§ **STATED TASK**
Locate all lines in the data below that hold "models" and show them.

§ **LISTED ENTRIES**
------------------------
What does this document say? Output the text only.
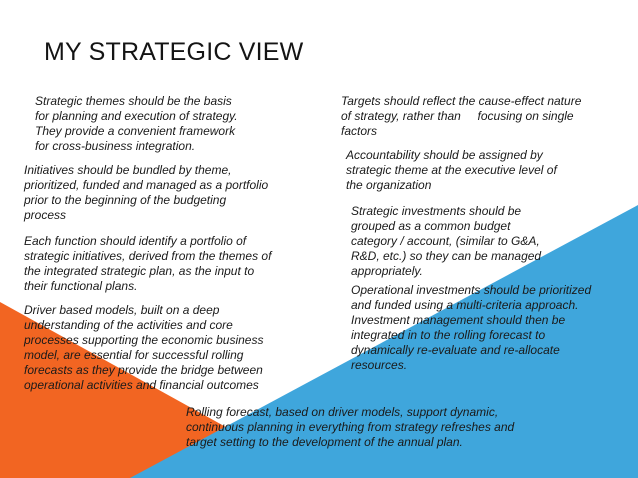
MY STRATEGIC VIEW
Strategic themes should be the basis
for planning and execution of strategy.
They provide a convenient framework
for cross-business integration.
Initiatives should be bundled by theme,
prioritized, funded and managed as a portfolio
prior to the beginning of the budgeting
process
Each function should identify a portfolio of
strategic initiatives, derived from the themes of
the integrated strategic plan, as the input to
their functional plans.
Driver based models, built on a deep
understanding of the activities and core
processes supporting the economic business
model, are essential for successful rolling
forecasts as they provide the bridge between
operational activities and financial outcomes
Targets should reflect the cause-effect nature
of strategy, rather than     focusing on single
factors
Accountability should be assigned by
strategic theme at the executive level of
the organization
Strategic investments should be
grouped as a common budget
category / account, (similar to G&A,
R&D, etc.) so they can be managed
appropriately.
Operational investments should be prioritized
and funded using a multi-criteria approach.
Investment management should then be
integrated in to the rolling forecast to
dynamically re-evaluate and re-allocate
resources.
Rolling forecast, based on driver models, support dynamic,
continuous planning in everything from strategy refreshes and
target setting to the development of the annual plan.
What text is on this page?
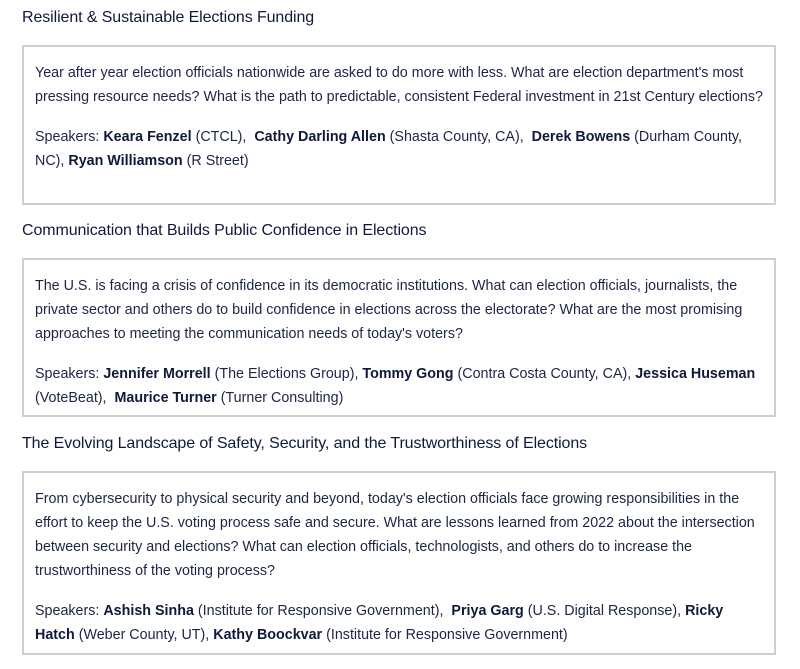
Resilient & Sustainable Elections Funding

Year after year election officials nationwide are asked to do more with less. What are election department's most pressing resource needs? What is the path to predictable, consistent Federal investment in 21st Century elections?

Speakers: Keara Fenzel (CTCL), Cathy Darling Allen (Shasta County, CA), Derek Bowens (Durham County, NC), Ryan Williamson (R Street)

Communication that Builds Public Confidence in Elections

The U.S. is facing a crisis of confidence in its democratic institutions. What can election officials, journalists, the private sector and others do to build confidence in elections across the electorate? What are the most promising approaches to meeting the communication needs of today's voters?

Speakers: Jennifer Morrell (The Elections Group), Tommy Gong (Contra Costa County, CA), Jessica Huseman (VoteBeat), Maurice Turner (Turner Consulting)

The Evolving Landscape of Safety, Security, and the Trustworthiness of Elections

From cybersecurity to physical security and beyond, today's election officials face growing responsibilities in the effort to keep the U.S. voting process safe and secure. What are lessons learned from 2022 about the intersection between security and elections? What can election officials, technologists, and others do to increase the trustworthiness of the voting process?

Speakers: Ashish Sinha (Institute for Responsive Government), Priya Garg (U.S. Digital Response), Ricky Hatch (Weber County, UT), Kathy Boockvar (Institute for Responsive Government)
------------------------
§ **ANSWER TO THIS TASK**
Driver based models, built on a deep
Rolling forecast, based on driver models, support dynamic,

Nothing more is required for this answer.